WHAT THE EXERCISE ASKS: Your task is to restate the data word for word.

EXERCISE MATERIAL:
———

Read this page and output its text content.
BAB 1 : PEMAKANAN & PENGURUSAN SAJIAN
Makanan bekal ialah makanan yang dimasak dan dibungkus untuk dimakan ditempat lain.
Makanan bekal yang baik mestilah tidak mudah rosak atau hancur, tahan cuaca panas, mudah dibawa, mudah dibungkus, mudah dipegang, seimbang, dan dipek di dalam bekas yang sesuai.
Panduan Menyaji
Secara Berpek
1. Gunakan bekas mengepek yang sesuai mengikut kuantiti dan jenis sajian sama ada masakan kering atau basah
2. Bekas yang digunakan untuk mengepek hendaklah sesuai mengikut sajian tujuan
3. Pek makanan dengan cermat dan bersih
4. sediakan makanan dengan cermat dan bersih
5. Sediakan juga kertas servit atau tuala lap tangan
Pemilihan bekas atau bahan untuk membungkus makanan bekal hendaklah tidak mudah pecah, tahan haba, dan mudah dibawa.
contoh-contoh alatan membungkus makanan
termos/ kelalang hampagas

———

ANSWER TO THE PROBLEM:
Read this page and output its text content.
BAB 1 : PEMAKANAN & PENGURUSAN SAJIAN
Makanan bekal ialah makanan yang dimasak dan dibungkus untuk dimakan ditempat lain.
Makanan bekal yang baik mestilah tidak mudah rosak atau hancur, tahan cuaca panas, mudah dibawa, mudah dibungkus, mudah dipegang, seimbang, dan dipek di dalam bekas yang sesuai.
Panduan Menyaji
Secara Berpek
1. Gunakan bekas mengepek yang sesuai mengikut kuantiti dan jenis sajian sama ada masakan kering atau basah
2. Bekas yang digunakan untuk mengepek hendaklah sesuai mengikut sajian tujuan
3. Pek makanan dengan cermat dan bersih
4. sediakan makanan dengan cermat dan bersih
5. Sediakan juga kertas servit atau tuala lap tangan
Pemilihan bekas atau bahan untuk membungkus makanan bekal hendaklah tidak mudah pecah, tahan haba, dan mudah dibawa.
contoh-contoh alatan membungkus makanan
termos/ kelalang hampagas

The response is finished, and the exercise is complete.